(Instruction): Copy out word for word the lines between the one containing "List every element" and the one containing "timestamp: Today at 4:34", inclusive.

---- Provided data

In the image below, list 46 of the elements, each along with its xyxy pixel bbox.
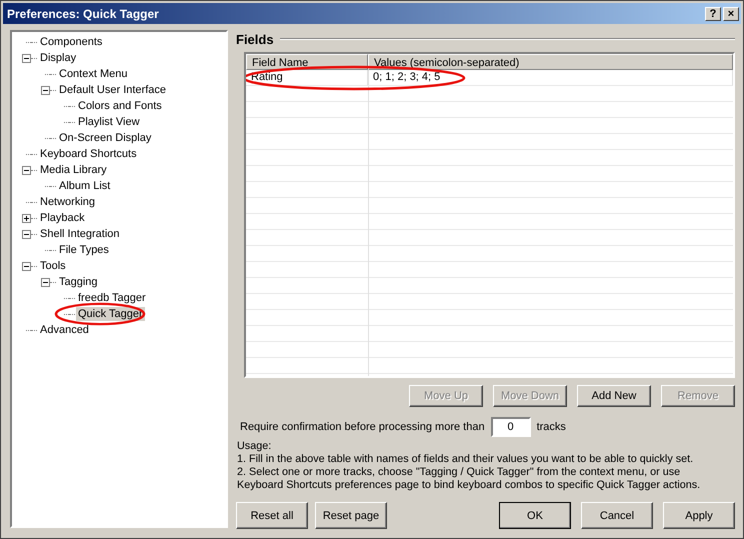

--------
---- Provided data

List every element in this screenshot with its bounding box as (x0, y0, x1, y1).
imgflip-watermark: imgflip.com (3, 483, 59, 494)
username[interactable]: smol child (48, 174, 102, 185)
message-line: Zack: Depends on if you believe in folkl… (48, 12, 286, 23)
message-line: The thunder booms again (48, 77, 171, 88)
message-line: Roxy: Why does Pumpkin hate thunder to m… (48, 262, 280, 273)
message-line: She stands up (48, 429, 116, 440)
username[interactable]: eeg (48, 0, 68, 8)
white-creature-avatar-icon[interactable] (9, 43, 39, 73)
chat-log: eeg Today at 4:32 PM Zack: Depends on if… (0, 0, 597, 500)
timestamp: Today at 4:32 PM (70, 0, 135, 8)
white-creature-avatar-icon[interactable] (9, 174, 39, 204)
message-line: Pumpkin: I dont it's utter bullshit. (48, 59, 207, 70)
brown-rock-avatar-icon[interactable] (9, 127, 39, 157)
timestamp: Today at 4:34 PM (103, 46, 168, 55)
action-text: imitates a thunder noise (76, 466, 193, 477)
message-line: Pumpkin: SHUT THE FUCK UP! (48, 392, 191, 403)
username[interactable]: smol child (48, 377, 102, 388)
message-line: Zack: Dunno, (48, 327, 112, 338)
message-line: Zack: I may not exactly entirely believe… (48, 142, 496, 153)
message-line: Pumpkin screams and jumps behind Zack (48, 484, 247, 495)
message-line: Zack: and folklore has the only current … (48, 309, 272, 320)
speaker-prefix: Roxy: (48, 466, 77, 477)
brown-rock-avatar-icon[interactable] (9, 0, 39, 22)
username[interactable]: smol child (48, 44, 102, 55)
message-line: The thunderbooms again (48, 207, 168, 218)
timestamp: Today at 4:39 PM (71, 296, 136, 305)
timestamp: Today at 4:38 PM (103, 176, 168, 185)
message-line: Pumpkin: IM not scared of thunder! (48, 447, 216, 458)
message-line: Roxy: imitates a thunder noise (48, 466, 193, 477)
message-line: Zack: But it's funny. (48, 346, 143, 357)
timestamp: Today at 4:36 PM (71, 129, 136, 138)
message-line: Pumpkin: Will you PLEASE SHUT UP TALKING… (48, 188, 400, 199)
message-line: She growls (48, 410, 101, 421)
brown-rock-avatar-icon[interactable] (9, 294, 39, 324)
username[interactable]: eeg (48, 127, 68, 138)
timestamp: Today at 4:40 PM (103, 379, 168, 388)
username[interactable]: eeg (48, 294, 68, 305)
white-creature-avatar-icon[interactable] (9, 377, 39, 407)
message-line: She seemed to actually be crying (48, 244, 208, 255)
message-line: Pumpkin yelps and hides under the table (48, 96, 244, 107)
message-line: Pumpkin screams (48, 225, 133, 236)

--------

(Exercise answer):
List every element in this screenshot with its bounding box as (x0, y0, x1, y1).
imgflip-watermark: imgflip.com (3, 483, 59, 494)
username[interactable]: smol child (48, 174, 102, 185)
message-line: Zack: Depends on if you believe in folkl… (48, 12, 286, 23)
message-line: The thunder booms again (48, 77, 171, 88)
message-line: Roxy: Why does Pumpkin hate thunder to m… (48, 262, 280, 273)
message-line: She stands up (48, 429, 116, 440)
username[interactable]: eeg (48, 0, 68, 8)
white-creature-avatar-icon[interactable] (9, 43, 39, 73)
chat-log: eeg Today at 4:32 PM Zack: Depends on if… (0, 0, 597, 500)
timestamp: Today at 4:32 PM (70, 0, 135, 8)
white-creature-avatar-icon[interactable] (9, 174, 39, 204)
message-line: Pumpkin: I dont it's utter bullshit. (48, 59, 207, 70)
brown-rock-avatar-icon[interactable] (9, 127, 39, 157)
timestamp: Today at 4:34 PM (103, 46, 168, 55)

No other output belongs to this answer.